Stated task
Repeat each entry as written and leave the images out of the copy.

-*-

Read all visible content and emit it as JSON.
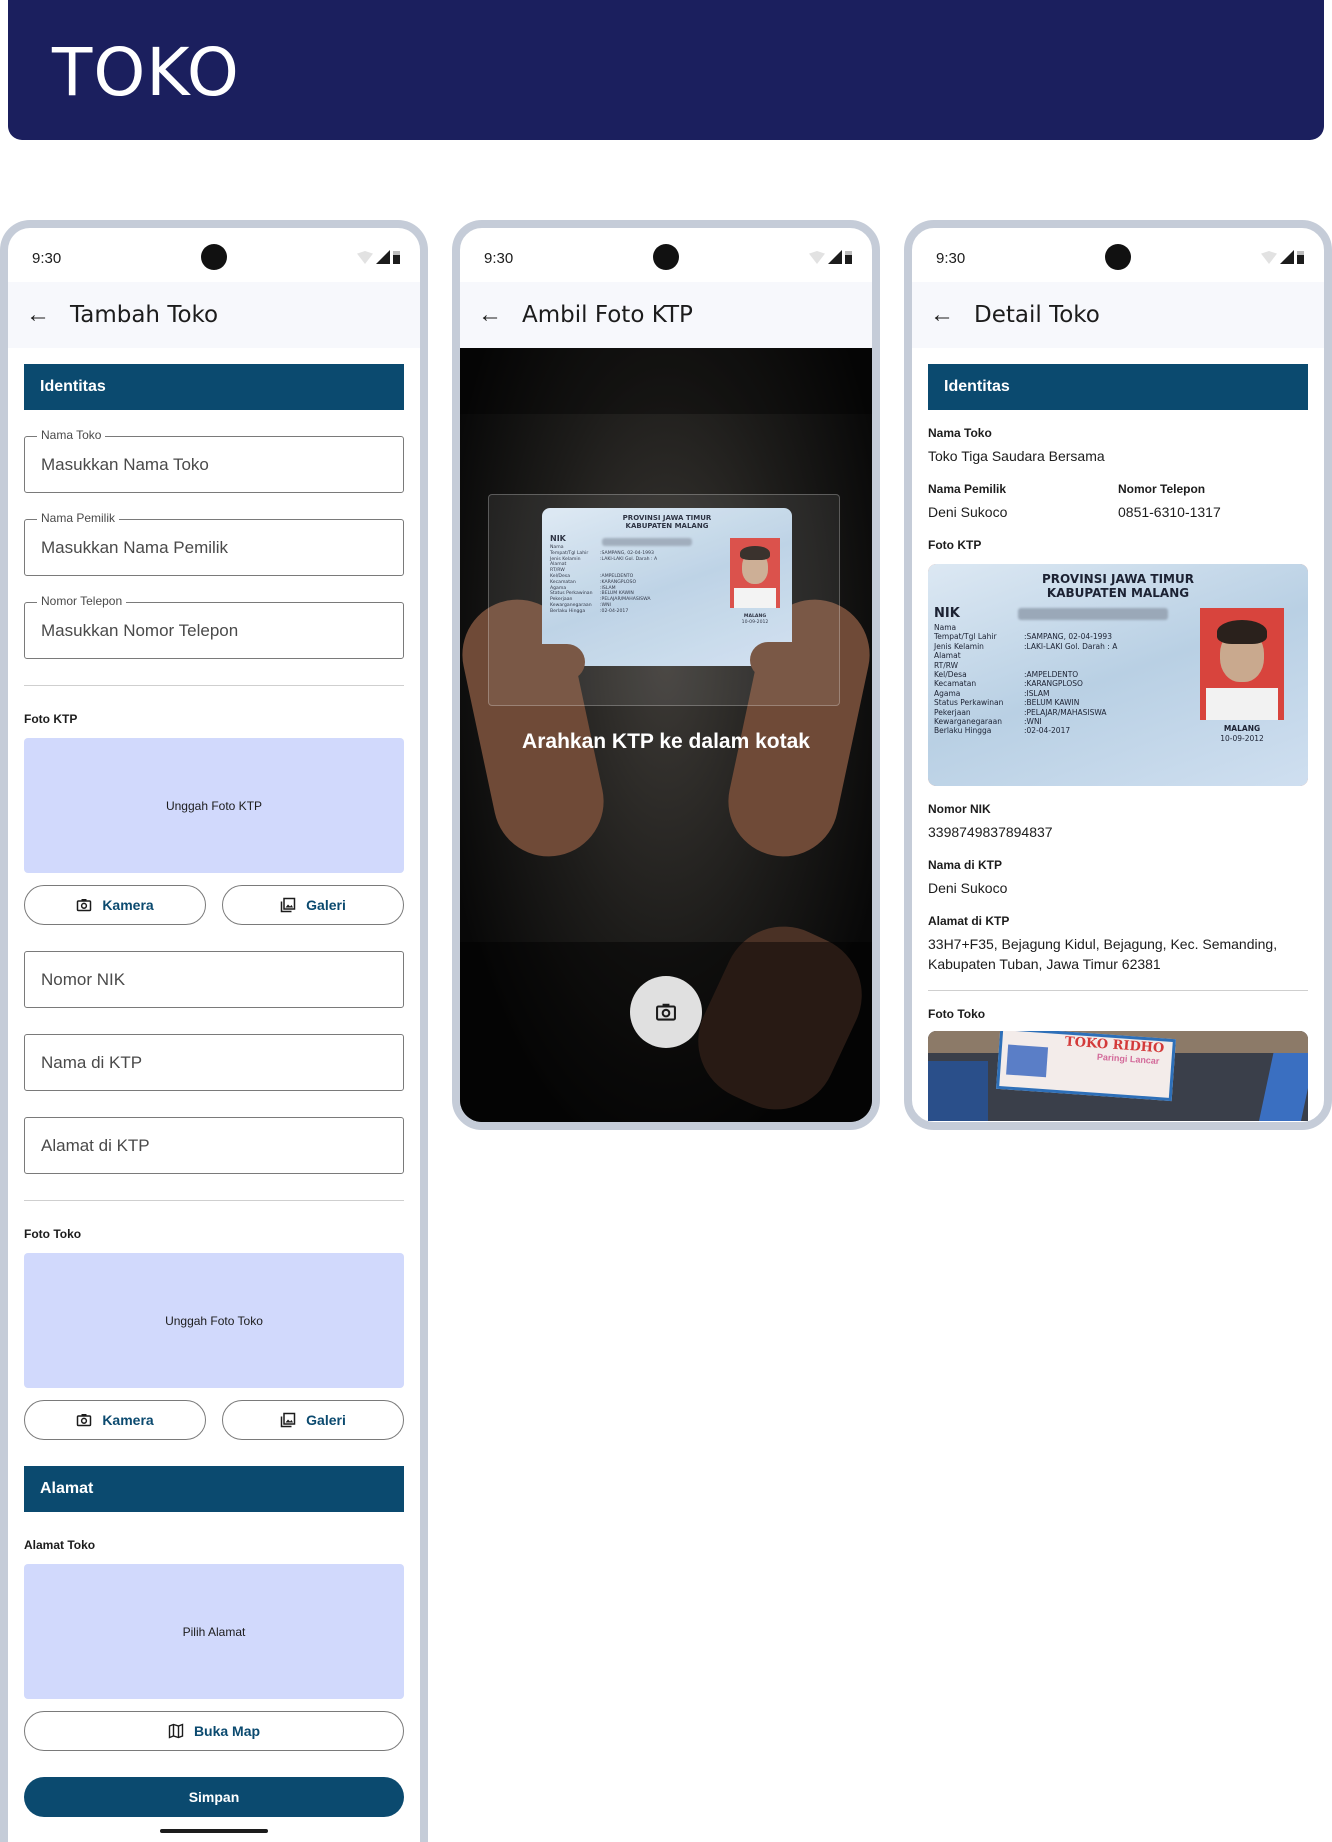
{
  "banner": {
    "title": "TOKO"
  },
  "status": {
    "time": "9:30"
  },
  "screen1": {
    "title": "Tambah Toko",
    "section_identitas": "Identitas",
    "nama_toko": {
      "label": "Nama Toko",
      "placeholder": "Masukkan Nama Toko"
    },
    "nama_pemilik": {
      "label": "Nama Pemilik",
      "placeholder": "Masukkan Nama Pemilik"
    },
    "nomor_telepon": {
      "label": "Nomor Telepon",
      "placeholder": "Masukkan Nomor Telepon"
    },
    "foto_ktp_label": "Foto KTP",
    "upload_ktp": "Unggah Foto KTP",
    "btn_kamera": "Kamera",
    "btn_galeri": "Galeri",
    "nomor_nik": "Nomor NIK",
    "nama_ktp": "Nama di KTP",
    "alamat_ktp": "Alamat di KTP",
    "foto_toko_label": "Foto Toko",
    "upload_toko": "Unggah Foto Toko",
    "section_alamat": "Alamat",
    "alamat_toko_label": "Alamat Toko",
    "pilih_alamat": "Pilih Alamat",
    "btn_map": "Buka Map",
    "btn_simpan": "Simpan"
  },
  "screen2": {
    "title": "Ambil Foto KTP",
    "hint": "Arahkan KTP ke dalam kotak"
  },
  "screen3": {
    "title": "Detail Toko",
    "section_identitas": "Identitas",
    "nama_toko_label": "Nama Toko",
    "nama_toko_value": "Toko Tiga Saudara Bersama",
    "nama_pemilik_label": "Nama Pemilik",
    "nama_pemilik_value": "Deni Sukoco",
    "nomor_telepon_label": "Nomor Telepon",
    "nomor_telepon_value": "0851-6310-1317",
    "foto_ktp_label": "Foto KTP",
    "nomor_nik_label": "Nomor NIK",
    "nomor_nik_value": "3398749837894837",
    "nama_ktp_label": "Nama di KTP",
    "nama_ktp_value": "Deni Sukoco",
    "alamat_ktp_label": "Alamat di KTP",
    "alamat_ktp_value": "33H7+F35, Bejagung Kidul, Bejagung, Kec. Semanding, Kabupaten Tuban, Jawa Timur 62381",
    "foto_toko_label": "Foto Toko"
  },
  "ktp_card": {
    "province": "PROVINSI JAWA TIMUR",
    "regency": "KABUPATEN MALANG",
    "nik": "NIK",
    "rows": [
      [
        "Nama",
        ""
      ],
      [
        "Tempat/Tgl Lahir",
        ":SAMPANG, 02-04-1993"
      ],
      [
        "Jenis Kelamin",
        ":LAKI-LAKI     Gol. Darah : A"
      ],
      [
        "Alamat",
        ""
      ],
      [
        "RT/RW",
        ""
      ],
      [
        "Kel/Desa",
        ":AMPELDENTO"
      ],
      [
        "Kecamatan",
        ":KARANGPLOSO"
      ],
      [
        "Agama",
        ":ISLAM"
      ],
      [
        "Status Perkawinan",
        ":BELUM KAWIN"
      ],
      [
        "Pekerjaan",
        ":PELAJAR/MAHASISWA"
      ],
      [
        "Kewarganegaraan",
        ":WNI"
      ],
      [
        "Berlaku Hingga",
        ":02-04-2017"
      ]
    ],
    "issued_place": "MALANG",
    "issued_date": "10-09-2012"
  },
  "shop_sign": {
    "name": "TOKO RIDHO",
    "subtitle": "Paringi Lancar"
  }
}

-*-

Exercise response
Read all visible content and emit it as JSON.
{
  "banner": {
    "title": "TOKO"
  },
  "status": {
    "time": "9:30"
  },
  "screen1": {
    "title": "Tambah Toko",
    "section_identitas": "Identitas",
    "nama_toko": {
      "label": "Nama Toko",
      "placeholder": "Masukkan Nama Toko"
    },
    "nama_pemilik": {
      "label": "Nama Pemilik",
      "placeholder": "Masukkan Nama Pemilik"
    },
    "nomor_telepon": {
      "label": "Nomor Telepon",
      "placeholder": "Masukkan Nomor Telepon"
    },
    "foto_ktp_label": "Foto KTP",
    "upload_ktp": "Unggah Foto KTP",
    "btn_kamera": "Kamera",
    "btn_galeri": "Galeri",
    "nomor_nik": "Nomor NIK",
    "nama_ktp": "Nama di KTP",
    "alamat_ktp": "Alamat di KTP",
    "foto_toko_label": "Foto Toko",
    "upload_toko": "Unggah Foto Toko",
    "section_alamat": "Alamat",
    "alamat_toko_label": "Alamat Toko",
    "pilih_alamat": "Pilih Alamat",
    "btn_map": "Buka Map",
    "btn_simpan": "Simpan"
  },
  "screen2": {
    "title": "Ambil Foto KTP",
    "hint": "Arahkan KTP ke dalam kotak"
  },
  "screen3": {
    "title": "Detail Toko",
    "section_identitas": "Identitas",
    "nama_toko_label": "Nama Toko",
    "nama_toko_value": "Toko Tiga Saudara Bersama",
    "nama_pemilik_label": "Nama Pemilik",
    "nama_pemilik_value": "Deni Sukoco",
    "nomor_telepon_label": "Nomor Telepon",
    "nomor_telepon_value": "0851-6310-1317",
    "foto_ktp_label": "Foto KTP",
    "nomor_nik_label": "Nomor NIK",
    "nomor_nik_value": "3398749837894837",
    "nama_ktp_label": "Nama di KTP",
    "nama_ktp_value": "Deni Sukoco",
    "alamat_ktp_label": "Alamat di KTP",
    "alamat_ktp_value": "33H7+F35, Bejagung Kidul, Bejagung, Kec. Semanding, Kabupaten Tuban, Jawa Timur 62381",
    "foto_toko_label": "Foto Toko"
  },
  "ktp_card": {
    "province": "PROVINSI JAWA TIMUR",
    "regency": "KABUPATEN MALANG",
    "nik": "NIK",
    "rows": [
      [
        "Nama",
        ""
      ],
      [
        "Tempat/Tgl Lahir",
        ":SAMPANG, 02-04-1993"
      ],
      [
        "Jenis Kelamin",
        ":LAKI-LAKI     Gol. Darah : A"
      ],
      [
        "Alamat",
        ""
      ],
      [
        "RT/RW",
        ""
      ],
      [
        "Kel/Desa",
        ":AMPELDENTO"
      ],
      [
        "Kecamatan",
        ":KARANGPLOSO"
      ],
      [
        "Agama",
        ":ISLAM"
      ],
      [
        "Status Perkawinan",
        ":BELUM KAWIN"
      ],
      [
        "Pekerjaan",
        ":PELAJAR/MAHASISWA"
      ],
      [
        "Kewarganegaraan",
        ":WNI"
      ],
      [
        "Berlaku Hingga",
        ":02-04-2017"
      ]
    ],
    "issued_place": "MALANG",
    "issued_date": "10-09-2012"
  },
  "shop_sign": {
    "name": "TOKO RIDHO",
    "subtitle": "Paringi Lancar"
  }
}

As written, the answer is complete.